TO DO -> In the listing below, locate the lines bearing the word "Party". Copy every one of them.

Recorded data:

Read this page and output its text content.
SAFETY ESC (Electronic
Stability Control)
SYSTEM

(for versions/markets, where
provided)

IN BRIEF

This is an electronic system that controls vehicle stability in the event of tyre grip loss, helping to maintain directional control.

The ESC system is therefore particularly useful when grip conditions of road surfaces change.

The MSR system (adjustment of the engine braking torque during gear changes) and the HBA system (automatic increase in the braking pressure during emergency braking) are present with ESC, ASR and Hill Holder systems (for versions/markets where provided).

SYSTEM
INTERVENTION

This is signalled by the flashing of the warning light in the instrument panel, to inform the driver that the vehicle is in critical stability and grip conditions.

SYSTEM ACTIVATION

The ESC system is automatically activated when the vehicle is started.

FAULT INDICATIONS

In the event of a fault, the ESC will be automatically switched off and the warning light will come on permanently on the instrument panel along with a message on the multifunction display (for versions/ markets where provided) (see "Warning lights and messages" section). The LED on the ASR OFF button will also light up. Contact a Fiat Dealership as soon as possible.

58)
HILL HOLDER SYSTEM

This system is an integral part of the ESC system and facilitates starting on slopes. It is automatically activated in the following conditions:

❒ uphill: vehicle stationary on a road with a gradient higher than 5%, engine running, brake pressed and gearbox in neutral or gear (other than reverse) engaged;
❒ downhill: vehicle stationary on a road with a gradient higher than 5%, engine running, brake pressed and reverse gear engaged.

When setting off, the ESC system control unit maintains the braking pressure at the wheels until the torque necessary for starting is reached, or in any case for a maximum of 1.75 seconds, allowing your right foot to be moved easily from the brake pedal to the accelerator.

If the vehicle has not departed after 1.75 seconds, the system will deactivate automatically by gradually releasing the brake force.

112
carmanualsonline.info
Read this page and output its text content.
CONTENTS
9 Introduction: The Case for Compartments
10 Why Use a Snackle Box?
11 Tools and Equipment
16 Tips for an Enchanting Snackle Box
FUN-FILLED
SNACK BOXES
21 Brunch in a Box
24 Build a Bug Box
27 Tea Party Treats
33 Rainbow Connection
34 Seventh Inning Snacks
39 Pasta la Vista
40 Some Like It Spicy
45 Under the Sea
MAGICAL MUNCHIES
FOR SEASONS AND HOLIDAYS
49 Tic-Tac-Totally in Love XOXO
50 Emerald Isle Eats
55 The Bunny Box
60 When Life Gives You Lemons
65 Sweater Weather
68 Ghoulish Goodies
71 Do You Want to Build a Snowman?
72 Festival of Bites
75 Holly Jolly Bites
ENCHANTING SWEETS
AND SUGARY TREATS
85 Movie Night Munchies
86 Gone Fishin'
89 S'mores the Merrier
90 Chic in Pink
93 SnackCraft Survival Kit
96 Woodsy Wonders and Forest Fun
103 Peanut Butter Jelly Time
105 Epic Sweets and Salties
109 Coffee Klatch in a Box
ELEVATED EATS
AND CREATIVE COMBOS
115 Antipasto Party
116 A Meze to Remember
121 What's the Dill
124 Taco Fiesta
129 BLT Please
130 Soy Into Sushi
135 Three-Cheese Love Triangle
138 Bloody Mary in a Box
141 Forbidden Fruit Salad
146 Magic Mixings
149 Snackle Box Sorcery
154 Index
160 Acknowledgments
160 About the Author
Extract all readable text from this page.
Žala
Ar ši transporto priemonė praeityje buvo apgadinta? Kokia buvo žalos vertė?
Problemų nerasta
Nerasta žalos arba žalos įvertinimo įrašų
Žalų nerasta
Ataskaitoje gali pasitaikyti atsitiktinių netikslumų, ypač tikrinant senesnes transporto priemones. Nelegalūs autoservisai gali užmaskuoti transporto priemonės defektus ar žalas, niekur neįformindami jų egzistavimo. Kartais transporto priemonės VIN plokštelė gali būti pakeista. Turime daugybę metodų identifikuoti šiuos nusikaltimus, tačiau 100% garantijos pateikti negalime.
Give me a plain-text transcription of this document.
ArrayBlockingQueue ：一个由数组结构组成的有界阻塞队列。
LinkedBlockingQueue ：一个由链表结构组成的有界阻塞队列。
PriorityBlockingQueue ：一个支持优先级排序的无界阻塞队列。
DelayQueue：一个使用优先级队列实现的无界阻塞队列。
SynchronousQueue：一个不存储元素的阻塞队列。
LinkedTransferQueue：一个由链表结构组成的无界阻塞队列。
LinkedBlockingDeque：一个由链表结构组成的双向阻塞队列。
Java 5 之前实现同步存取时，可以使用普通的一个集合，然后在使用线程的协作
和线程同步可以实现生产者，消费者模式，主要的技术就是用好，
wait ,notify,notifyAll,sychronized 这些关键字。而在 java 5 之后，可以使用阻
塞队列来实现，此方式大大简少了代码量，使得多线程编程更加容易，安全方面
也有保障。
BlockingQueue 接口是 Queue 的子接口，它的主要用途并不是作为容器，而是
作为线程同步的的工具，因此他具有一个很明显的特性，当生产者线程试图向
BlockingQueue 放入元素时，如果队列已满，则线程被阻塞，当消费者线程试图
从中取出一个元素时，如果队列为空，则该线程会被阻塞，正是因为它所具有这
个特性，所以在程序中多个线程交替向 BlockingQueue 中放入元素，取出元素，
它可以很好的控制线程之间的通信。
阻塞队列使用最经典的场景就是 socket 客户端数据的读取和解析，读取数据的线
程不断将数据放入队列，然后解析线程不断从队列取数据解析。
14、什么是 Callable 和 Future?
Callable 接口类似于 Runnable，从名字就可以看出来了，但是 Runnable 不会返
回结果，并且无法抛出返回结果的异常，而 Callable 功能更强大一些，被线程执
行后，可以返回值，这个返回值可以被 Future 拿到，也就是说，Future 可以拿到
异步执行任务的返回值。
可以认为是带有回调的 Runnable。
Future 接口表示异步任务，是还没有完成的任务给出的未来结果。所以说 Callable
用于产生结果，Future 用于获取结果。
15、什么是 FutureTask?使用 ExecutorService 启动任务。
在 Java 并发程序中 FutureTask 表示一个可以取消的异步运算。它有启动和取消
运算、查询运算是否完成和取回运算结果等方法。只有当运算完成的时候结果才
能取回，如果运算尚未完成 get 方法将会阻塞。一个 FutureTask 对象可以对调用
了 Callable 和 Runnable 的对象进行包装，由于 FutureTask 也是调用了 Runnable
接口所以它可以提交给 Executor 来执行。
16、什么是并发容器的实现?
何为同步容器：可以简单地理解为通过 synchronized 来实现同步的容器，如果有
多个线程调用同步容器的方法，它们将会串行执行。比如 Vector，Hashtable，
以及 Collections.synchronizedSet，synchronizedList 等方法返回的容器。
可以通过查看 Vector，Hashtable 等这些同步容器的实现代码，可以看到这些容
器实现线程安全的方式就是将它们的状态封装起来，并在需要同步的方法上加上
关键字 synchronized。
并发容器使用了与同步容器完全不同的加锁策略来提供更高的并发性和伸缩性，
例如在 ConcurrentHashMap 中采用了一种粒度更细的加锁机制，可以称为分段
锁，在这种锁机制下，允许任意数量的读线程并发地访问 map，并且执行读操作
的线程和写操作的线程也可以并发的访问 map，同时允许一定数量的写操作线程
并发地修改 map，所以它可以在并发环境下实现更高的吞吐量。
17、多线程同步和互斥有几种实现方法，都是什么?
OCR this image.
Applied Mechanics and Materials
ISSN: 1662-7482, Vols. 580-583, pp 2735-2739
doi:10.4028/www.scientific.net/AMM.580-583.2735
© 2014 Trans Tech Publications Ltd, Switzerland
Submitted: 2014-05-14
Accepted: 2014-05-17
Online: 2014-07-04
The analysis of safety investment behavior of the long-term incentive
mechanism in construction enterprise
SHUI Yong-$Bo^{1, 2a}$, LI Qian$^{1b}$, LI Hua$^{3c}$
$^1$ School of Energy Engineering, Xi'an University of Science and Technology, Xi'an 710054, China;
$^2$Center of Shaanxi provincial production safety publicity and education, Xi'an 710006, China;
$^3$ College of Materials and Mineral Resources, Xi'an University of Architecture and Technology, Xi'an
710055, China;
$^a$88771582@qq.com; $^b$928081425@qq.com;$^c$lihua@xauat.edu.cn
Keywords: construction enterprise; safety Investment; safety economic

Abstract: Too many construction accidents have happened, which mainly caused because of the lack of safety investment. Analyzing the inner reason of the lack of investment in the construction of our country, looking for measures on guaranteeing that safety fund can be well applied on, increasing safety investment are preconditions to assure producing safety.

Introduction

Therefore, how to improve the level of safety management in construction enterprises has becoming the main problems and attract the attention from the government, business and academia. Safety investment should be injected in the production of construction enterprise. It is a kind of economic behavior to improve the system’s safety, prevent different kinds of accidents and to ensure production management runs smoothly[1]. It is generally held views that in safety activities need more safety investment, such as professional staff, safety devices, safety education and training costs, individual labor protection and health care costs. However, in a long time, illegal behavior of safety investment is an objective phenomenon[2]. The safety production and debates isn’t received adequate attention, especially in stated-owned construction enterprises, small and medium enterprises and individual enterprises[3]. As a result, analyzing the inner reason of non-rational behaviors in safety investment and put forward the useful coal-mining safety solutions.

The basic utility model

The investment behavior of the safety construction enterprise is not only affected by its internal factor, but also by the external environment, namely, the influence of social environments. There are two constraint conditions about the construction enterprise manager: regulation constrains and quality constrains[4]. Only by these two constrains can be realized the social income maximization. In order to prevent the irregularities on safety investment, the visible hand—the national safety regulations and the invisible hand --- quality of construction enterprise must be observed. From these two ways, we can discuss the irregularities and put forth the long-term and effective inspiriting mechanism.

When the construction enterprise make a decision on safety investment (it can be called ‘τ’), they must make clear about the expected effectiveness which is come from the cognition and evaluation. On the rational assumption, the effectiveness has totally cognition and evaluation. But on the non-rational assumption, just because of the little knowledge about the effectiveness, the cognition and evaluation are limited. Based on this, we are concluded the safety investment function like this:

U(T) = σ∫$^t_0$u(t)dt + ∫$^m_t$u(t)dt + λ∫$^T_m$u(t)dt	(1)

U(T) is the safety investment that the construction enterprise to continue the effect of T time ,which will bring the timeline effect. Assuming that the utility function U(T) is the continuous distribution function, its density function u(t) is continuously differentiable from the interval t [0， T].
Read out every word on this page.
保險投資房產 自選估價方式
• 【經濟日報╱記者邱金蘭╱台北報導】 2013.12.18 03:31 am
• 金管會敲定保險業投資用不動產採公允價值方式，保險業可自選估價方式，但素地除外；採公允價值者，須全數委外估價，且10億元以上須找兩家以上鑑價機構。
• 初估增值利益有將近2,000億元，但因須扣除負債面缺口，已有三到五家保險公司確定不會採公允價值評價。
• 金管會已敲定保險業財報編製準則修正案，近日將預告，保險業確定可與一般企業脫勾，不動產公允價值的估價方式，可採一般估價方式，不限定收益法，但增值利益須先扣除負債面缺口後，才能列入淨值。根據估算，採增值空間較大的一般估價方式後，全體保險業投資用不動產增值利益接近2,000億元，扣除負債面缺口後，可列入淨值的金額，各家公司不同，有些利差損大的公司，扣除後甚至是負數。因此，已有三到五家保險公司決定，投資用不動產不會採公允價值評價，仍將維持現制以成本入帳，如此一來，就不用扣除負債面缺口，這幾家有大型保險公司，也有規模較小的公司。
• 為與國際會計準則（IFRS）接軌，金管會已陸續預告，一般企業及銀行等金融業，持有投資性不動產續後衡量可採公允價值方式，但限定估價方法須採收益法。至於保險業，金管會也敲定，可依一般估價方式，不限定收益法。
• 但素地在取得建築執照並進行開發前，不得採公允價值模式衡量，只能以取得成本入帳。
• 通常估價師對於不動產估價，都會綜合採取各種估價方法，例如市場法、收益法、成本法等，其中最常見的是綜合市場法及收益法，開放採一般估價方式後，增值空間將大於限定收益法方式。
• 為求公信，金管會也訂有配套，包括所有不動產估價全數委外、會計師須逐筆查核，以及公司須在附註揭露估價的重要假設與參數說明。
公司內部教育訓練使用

RIGHT ANSWER ->
27 Tea Party Treats
115 Antipasto Party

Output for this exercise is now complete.